# Task prompt:
Retype the whole listing below, character for character.

# Given records:
----------------------------------------
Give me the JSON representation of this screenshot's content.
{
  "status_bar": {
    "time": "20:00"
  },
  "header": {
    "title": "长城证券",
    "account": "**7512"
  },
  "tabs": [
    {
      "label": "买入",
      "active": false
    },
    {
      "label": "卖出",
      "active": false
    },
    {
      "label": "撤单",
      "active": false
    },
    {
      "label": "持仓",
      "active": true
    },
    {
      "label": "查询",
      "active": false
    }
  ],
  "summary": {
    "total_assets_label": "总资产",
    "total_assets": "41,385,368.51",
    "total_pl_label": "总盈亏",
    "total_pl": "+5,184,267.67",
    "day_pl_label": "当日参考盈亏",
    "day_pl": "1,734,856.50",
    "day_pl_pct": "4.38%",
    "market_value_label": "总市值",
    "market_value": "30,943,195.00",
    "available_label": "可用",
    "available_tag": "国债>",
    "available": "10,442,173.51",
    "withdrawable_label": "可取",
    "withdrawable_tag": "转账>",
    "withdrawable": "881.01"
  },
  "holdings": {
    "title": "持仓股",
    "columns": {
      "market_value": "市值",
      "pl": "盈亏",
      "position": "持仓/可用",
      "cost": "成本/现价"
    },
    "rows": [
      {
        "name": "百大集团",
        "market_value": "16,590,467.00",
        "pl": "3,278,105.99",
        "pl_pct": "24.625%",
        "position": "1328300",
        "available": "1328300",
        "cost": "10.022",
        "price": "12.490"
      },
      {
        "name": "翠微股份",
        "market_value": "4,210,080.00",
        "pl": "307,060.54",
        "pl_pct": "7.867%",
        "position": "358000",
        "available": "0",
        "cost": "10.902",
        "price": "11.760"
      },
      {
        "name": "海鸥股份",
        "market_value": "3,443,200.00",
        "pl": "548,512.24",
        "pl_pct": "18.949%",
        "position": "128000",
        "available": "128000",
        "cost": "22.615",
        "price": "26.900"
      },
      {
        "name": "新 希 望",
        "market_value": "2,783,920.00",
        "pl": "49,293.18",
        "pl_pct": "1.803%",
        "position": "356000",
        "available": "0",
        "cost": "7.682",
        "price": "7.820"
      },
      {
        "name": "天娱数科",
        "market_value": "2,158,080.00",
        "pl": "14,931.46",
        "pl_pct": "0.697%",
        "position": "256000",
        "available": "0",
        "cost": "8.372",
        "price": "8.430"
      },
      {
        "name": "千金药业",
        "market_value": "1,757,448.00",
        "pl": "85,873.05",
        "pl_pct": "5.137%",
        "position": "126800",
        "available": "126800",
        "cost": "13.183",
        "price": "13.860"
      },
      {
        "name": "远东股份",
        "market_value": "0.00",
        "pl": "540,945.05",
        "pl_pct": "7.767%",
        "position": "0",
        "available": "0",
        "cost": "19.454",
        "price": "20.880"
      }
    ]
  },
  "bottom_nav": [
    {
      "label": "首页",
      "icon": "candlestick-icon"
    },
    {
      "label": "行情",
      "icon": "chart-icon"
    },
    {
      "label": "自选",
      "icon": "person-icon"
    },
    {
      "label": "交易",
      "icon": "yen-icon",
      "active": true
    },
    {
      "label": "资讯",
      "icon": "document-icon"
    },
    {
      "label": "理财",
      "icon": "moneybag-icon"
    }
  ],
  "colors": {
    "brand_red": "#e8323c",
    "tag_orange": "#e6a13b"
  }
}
----------------------------------------
# The response:
Give me the JSON representation of this screenshot's content.
{
  "status_bar": {
    "time": "20:00"
  },
  "header": {
    "title": "长城证券",
    "account": "**7512"
  },
  "tabs": [
    {
      "label": "买入",
      "active": false
    },
    {
      "label": "卖出",
      "active": false
    },
    {
      "label": "撤单",
      "active": false
    },
    {
      "label": "持仓",
      "active": true
    },
    {
      "label": "查询",
      "active": false
    }
  ],
  "summary": {
    "total_assets_label": "总资产",
    "total_assets": "41,385,368.51",
    "total_pl_label": "总盈亏",
    "total_pl": "+5,184,267.67",
    "day_pl_label": "当日参考盈亏",
    "day_pl": "1,734,856.50",
    "day_pl_pct": "4.38%",
    "market_value_label": "总市值",
    "market_value": "30,943,195.00",
    "available_label": "可用",
    "available_tag": "国债>",
    "available": "10,442,173.51",
    "withdrawable_label": "可取",
    "withdrawable_tag": "转账>",
    "withdrawable": "881.01"
  },
  "holdings": {
    "title": "持仓股",
    "columns": {
      "market_value": "市值",
      "pl": "盈亏",
      "position": "持仓/可用",
      "cost": "成本/现价"
    },
    "rows": [
      {
        "name": "百大集团",
        "market_value": "16,590,467.00",
        "pl": "3,278,105.99",
        "pl_pct": "24.625%",
        "position": "1328300",
        "available": "1328300",
        "cost": "10.022",
        "price": "12.490"
      },
      {
        "name": "翠微股份",
        "market_value": "4,210,080.00",
        "pl": "307,060.54",
        "pl_pct": "7.867%",
        "position": "358000",
        "available": "0",
        "cost": "10.902",
        "price": "11.760"
      },
      {
        "name": "海鸥股份",
        "market_value": "3,443,200.00",
        "pl": "548,512.24",
        "pl_pct": "18.949%",
        "position": "128000",
        "available": "128000",
        "cost": "22.615",
        "price": "26.900"
      },
      {
        "name": "新 希 望",
        "market_value": "2,783,920.00",
        "pl": "49,293.18",
        "pl_pct": "1.803%",
        "position": "356000",
        "available": "0",
        "cost": "7.682",
        "price": "7.820"
      },
      {
        "name": "天娱数科",
        "market_value": "2,158,080.00",
        "pl": "14,931.46",
        "pl_pct": "0.697%",
        "position": "256000",
        "available": "0",
        "cost": "8.372",
        "price": "8.430"
      },
      {
        "name": "千金药业",
        "market_value": "1,757,448.00",
        "pl": "85,873.05",
        "pl_pct": "5.137%",
        "position": "126800",
        "available": "126800",
        "cost": "13.183",
        "price": "13.860"
      },
      {
        "name": "远东股份",
        "market_value": "0.00",
        "pl": "540,945.05",
        "pl_pct": "7.767%",
        "position": "0",
        "available": "0",
        "cost": "19.454",
        "price": "20.880"
      }
    ]
  },
  "bottom_nav": [
    {
      "label": "首页",
      "icon": "candlestick-icon"
    },
    {
      "label": "行情",
      "icon": "chart-icon"
    },
    {
      "label": "自选",
      "icon": "person-icon"
    },
    {
      "label": "交易",
      "icon": "yen-icon",
      "active": true
    },
    {
      "label": "资讯",
      "icon": "document-icon"
    },
    {
      "label": "理财",
      "icon": "moneybag-icon"
    }
  ],
  "colors": {
    "brand_red": "#e8323c",
    "tag_orange": "#e6a13b"
  }
}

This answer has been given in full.